→ **DATA**
— Begin —
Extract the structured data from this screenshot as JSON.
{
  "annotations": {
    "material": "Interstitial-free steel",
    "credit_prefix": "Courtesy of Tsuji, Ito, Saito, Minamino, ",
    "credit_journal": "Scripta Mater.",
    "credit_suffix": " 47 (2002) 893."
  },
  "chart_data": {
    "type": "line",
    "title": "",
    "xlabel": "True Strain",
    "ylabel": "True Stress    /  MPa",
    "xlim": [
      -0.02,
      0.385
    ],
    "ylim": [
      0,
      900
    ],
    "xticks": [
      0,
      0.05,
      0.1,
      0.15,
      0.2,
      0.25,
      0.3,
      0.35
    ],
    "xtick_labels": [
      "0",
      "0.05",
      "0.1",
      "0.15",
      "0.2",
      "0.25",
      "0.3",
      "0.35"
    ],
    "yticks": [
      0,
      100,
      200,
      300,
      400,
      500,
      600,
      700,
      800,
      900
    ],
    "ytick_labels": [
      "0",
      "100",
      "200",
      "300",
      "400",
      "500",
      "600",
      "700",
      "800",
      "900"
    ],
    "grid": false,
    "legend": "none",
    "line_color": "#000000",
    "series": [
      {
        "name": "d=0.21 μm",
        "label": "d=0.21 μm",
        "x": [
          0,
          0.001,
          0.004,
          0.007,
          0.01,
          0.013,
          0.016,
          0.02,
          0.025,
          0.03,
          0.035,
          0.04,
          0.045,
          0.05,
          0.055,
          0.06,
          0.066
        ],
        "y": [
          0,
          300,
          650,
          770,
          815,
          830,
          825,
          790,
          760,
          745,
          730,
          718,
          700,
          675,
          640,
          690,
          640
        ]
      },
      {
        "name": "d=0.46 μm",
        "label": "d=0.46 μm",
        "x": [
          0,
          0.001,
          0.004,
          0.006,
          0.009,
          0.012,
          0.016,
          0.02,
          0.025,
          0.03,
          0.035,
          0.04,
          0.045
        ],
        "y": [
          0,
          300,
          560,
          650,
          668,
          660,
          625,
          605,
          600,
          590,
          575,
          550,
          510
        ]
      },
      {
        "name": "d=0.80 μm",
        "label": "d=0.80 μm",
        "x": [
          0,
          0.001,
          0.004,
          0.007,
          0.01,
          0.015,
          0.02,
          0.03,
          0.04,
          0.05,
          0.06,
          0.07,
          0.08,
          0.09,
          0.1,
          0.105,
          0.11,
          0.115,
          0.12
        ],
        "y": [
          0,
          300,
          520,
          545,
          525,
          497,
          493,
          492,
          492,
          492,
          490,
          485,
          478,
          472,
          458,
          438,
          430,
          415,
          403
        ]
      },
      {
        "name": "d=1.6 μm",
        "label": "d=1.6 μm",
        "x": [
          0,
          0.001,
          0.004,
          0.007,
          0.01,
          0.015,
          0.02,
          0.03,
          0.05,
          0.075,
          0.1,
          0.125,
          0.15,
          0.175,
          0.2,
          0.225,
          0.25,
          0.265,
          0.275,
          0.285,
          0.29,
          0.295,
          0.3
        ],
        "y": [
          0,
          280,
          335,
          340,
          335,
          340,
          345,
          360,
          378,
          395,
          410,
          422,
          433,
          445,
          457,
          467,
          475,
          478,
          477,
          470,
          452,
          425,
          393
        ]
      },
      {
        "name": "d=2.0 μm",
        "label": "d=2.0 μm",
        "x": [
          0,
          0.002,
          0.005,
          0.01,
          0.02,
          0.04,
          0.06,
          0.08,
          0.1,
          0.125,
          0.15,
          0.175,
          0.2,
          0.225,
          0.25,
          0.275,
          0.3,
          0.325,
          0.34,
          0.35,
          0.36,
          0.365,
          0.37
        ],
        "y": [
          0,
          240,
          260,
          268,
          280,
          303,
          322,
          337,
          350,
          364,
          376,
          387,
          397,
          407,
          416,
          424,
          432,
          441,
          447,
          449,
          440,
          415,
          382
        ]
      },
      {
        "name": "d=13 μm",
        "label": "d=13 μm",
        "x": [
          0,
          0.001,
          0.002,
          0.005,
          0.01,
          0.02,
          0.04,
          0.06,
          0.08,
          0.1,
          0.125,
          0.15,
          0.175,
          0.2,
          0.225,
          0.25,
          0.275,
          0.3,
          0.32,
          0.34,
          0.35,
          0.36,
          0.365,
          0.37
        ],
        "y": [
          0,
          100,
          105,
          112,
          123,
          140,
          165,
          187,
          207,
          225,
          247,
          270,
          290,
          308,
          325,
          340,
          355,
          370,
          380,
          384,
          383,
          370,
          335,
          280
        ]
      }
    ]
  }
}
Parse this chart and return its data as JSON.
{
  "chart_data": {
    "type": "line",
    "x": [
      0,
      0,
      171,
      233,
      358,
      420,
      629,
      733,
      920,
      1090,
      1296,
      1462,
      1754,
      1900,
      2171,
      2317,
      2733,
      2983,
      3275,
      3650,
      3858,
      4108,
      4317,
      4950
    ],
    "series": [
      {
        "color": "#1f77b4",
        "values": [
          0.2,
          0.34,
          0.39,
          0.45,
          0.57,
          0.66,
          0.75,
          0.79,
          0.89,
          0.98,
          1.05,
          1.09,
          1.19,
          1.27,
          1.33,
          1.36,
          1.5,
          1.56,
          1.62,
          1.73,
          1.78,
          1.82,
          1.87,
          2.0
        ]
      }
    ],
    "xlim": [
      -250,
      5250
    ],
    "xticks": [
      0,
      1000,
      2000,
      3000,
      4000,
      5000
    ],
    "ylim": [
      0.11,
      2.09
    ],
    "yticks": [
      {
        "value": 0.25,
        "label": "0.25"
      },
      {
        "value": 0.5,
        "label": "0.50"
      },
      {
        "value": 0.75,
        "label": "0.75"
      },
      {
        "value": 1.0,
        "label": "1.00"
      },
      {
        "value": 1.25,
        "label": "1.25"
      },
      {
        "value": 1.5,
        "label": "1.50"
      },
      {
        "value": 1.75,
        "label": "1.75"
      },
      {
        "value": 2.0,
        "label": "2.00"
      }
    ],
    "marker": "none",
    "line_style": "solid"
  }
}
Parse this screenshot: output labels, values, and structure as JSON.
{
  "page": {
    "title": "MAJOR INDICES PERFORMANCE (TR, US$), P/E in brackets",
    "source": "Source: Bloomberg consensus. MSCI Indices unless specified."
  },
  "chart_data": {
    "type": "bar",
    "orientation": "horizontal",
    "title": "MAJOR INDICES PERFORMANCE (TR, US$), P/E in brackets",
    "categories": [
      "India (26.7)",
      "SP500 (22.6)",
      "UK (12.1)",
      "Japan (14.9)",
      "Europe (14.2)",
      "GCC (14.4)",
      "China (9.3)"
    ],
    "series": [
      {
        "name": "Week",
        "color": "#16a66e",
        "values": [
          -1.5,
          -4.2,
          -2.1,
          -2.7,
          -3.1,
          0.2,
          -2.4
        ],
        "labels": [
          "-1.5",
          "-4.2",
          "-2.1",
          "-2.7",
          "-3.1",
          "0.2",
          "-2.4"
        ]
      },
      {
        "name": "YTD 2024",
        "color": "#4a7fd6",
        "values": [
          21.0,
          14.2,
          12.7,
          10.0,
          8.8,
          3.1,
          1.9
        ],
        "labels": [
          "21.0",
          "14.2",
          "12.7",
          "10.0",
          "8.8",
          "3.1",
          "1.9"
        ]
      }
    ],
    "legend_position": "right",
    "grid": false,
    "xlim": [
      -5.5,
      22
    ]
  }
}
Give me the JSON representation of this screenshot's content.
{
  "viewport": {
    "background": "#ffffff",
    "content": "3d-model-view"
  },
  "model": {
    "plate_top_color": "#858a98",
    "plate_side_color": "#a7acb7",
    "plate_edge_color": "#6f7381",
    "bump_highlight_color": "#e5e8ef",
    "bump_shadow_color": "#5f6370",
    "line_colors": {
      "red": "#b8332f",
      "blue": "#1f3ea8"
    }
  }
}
— End —
→ **WHAT TO DO**
Each line of the listing above should be output exactly.

→ **FINISHED ANSWER**
Extract the structured data from this screenshot as JSON.
{
  "annotations": {
    "material": "Interstitial-free steel",
    "credit_prefix": "Courtesy of Tsuji, Ito, Saito, Minamino, ",
    "credit_journal": "Scripta Mater.",
    "credit_suffix": " 47 (2002) 893."
  },
  "chart_data": {
    "type": "line",
    "title": "",
    "xlabel": "True Strain",
    "ylabel": "True Stress    /  MPa",
    "xlim": [
      -0.02,
      0.385
    ],
    "ylim": [
      0,
      900
    ],
    "xticks": [
      0,
      0.05,
      0.1,
      0.15,
      0.2,
      0.25,
      0.3,
      0.35
    ],
    "xtick_labels": [
      "0",
      "0.05",
      "0.1",
      "0.15",
      "0.2",
      "0.25",
      "0.3",
      "0.35"
    ],
    "yticks": [
      0,
      100,
      200,
      300,
      400,
      500,
      600,
      700,
      800,
      900
    ],
    "ytick_labels": [
      "0",
      "100",
      "200",
      "300",
      "400",
      "500",
      "600",
      "700",
      "800",
      "900"
    ],
    "grid": false,
    "legend": "none",
    "line_color": "#000000",
    "series": [
      {
        "name": "d=0.21 μm",
        "label": "d=0.21 μm",
        "x": [
          0,
          0.001,
          0.004,
          0.007,
          0.01,
          0.013,
          0.016,
          0.02,
          0.025,
          0.03,
          0.035,
          0.04,
          0.045,
          0.05,
          0.055,
          0.06,
          0.066
        ],
        "y": [
          0,
          300,
          650,
          770,
          815,
          830,
          825,
          790,
          760,
          745,
          730,
          718,
          700,
          675,
          640,
          690,
          640
        ]
      },
      {
        "name": "d=0.46 μm",
        "label": "d=0.46 μm",
        "x": [
          0,
          0.001,
          0.004,
          0.006,
          0.009,
          0.012,
          0.016,
          0.02,
          0.025,
          0.03,
          0.035,
          0.04,
          0.045
        ],
        "y": [
          0,
          300,
          560,
          650,
          668,
          660,
          625,
          605,
          600,
          590,
          575,
          550,
          510
        ]
      },
      {
        "name": "d=0.80 μm",
        "label": "d=0.80 μm",
        "x": [
          0,
          0.001,
          0.004,
          0.007,
          0.01,
          0.015,
          0.02,
          0.03,
          0.04,
          0.05,
          0.06,
          0.07,
          0.08,
          0.09,
          0.1,
          0.105,
          0.11,
          0.115,
          0.12
        ],
        "y": [
          0,
          300,
          520,
          545,
          525,
          497,
          493,
          492,
          492,
          492,
          490,
          485,
          478,
          472,
          458,
          438,
          430,
          415,
          403
        ]
      },
      {
        "name": "d=1.6 μm",
        "label": "d=1.6 μm",
        "x": [
          0,
          0.001,
          0.004,
          0.007,
          0.01,
          0.015,
          0.02,
          0.03,
          0.05,
          0.075,
          0.1,
          0.125,
          0.15,
          0.175,
          0.2,
          0.225,
          0.25,
          0.265,
          0.275,
          0.285,
          0.29,
          0.295,
          0.3
        ],
        "y": [
          0,
          280,
          335,
          340,
          335,
          340,
          345,
          360,
          378,
          395,
          410,
          422,
          433,
          445,
          457,
          467,
          475,
          478,
          477,
          470,
          452,
          425,
          393
        ]
      },
      {
        "name": "d=2.0 μm",
        "label": "d=2.0 μm",
        "x": [
          0,
          0.002,
          0.005,
          0.01,
          0.02,
          0.04,
          0.06,
          0.08,
          0.1,
          0.125,
          0.15,
          0.175,
          0.2,
          0.225,
          0.25,
          0.275,
          0.3,
          0.325,
          0.34,
          0.35,
          0.36,
          0.365,
          0.37
        ],
        "y": [
          0,
          240,
          260,
          268,
          280,
          303,
          322,
          337,
          350,
          364,
          376,
          387,
          397,
          407,
          416,
          424,
          432,
          441,
          447,
          449,
          440,
          415,
          382
        ]
      },
      {
        "name": "d=13 μm",
        "label": "d=13 μm",
        "x": [
          0,
          0.001,
          0.002,
          0.005,
          0.01,
          0.02,
          0.04,
          0.06,
          0.08,
          0.1,
          0.125,
          0.15,
          0.175,
          0.2,
          0.225,
          0.25,
          0.275,
          0.3,
          0.32,
          0.34,
          0.35,
          0.36,
          0.365,
          0.37
        ],
        "y": [
          0,
          100,
          105,
          112,
          123,
          140,
          165,
          187,
          207,
          225,
          247,
          270,
          290,
          308,
          325,
          340,
          355,
          370,
          380,
          384,
          383,
          370,
          335,
          280
        ]
      }
    ]
  }
}
Parse this chart and return its data as JSON.
{
  "chart_data": {
    "type": "line",
    "x": [
      0,
      0,
      171,
      233,
      358,
      420,
      629,
      733,
      920,
      1090,
      1296,
      1462,
      1754,
      1900,
      2171,
      2317,
      2733,
      2983,
      3275,
      3650,
      3858,
      4108,
      4317,
      4950
    ],
    "series": [
      {
        "color": "#1f77b4",
        "values": [
          0.2,
          0.34,
          0.39,
          0.45,
          0.57,
          0.66,
          0.75,
          0.79,
          0.89,
          0.98,
          1.05,
          1.09,
          1.19,
          1.27,
          1.33,
          1.36,
          1.5,
          1.56,
          1.62,
          1.73,
          1.78,
          1.82,
          1.87,
          2.0
        ]
      }
    ],
    "xlim": [
      -250,
      5250
    ],
    "xticks": [
      0,
      1000,
      2000,
      3000,
      4000,
      5000
    ],
    "ylim": [
      0.11,
      2.09
    ],
    "yticks": [
      {
        "value": 0.25,
        "label": "0.25"
      },
      {
        "value": 0.5,
        "label": "0.50"
      },
      {
        "value": 0.75,
        "label": "0.75"
      },
      {
        "value": 1.0,
        "label": "1.00"
      },
      {
        "value": 1.25,
        "label": "1.25"
      },
      {
        "value": 1.5,
        "label": "1.50"
      },
      {
        "value": 1.75,
        "label": "1.75"
      },
      {
        "value": 2.0,
        "label": "2.00"
      }
    ],
    "marker": "none",
    "line_style": "solid"
  }
}
Parse this screenshot: output labels, values, and structure as JSON.
{
  "page": {
    "title": "MAJOR INDICES PERFORMANCE (TR, US$), P/E in brackets",
    "source": "Source: Bloomberg consensus. MSCI Indices unless specified."
  },
  "chart_data": {
    "type": "bar",
    "orientation": "horizontal",
    "title": "MAJOR INDICES PERFORMANCE (TR, US$), P/E in brackets",
    "categories": [
      "India (26.7)",
      "SP500 (22.6)",
      "UK (12.1)",
      "Japan (14.9)",
      "Europe (14.2)",
      "GCC (14.4)",
      "China (9.3)"
    ],
    "series": [
      {
        "name": "Week",
        "color": "#16a66e",
        "values": [
          -1.5,
          -4.2,
          -2.1,
          -2.7,
          -3.1,
          0.2,
          -2.4
        ],
        "labels": [
          "-1.5",
          "-4.2",
          "-2.1",
          "-2.7",
          "-3.1",
          "0.2",
          "-2.4"
        ]
      },
      {
        "name": "YTD 2024",
        "color": "#4a7fd6",
        "values": [
          21.0,
          14.2,
          12.7,
          10.0,
          8.8,
          3.1,
          1.9
        ],
        "labels": [
          "21.0",
          "14.2",
          "12.7",
          "10.0",
          "8.8",
          "3.1",
          "1.9"
        ]
      }
    ],
    "legend_position": "right",
    "grid": false,
    "xlim": [
      -5.5,
      22
    ]
  }
}
Give me the JSON representation of this screenshot's content.
{
  "viewport": {
    "background": "#ffffff",
    "content": "3d-model-view"
  },
  "model": {
    "plate_top_color": "#858a98",
    "plate_side_color": "#a7acb7",
    "plate_edge_color": "#6f7381",
    "bump_highlight_color": "#e5e8ef",
    "bump_shadow_color": "#5f6370",
    "line_colors": {
      "red": "#b8332f",
      "blue": "#1f3ea8"
    }
  }
}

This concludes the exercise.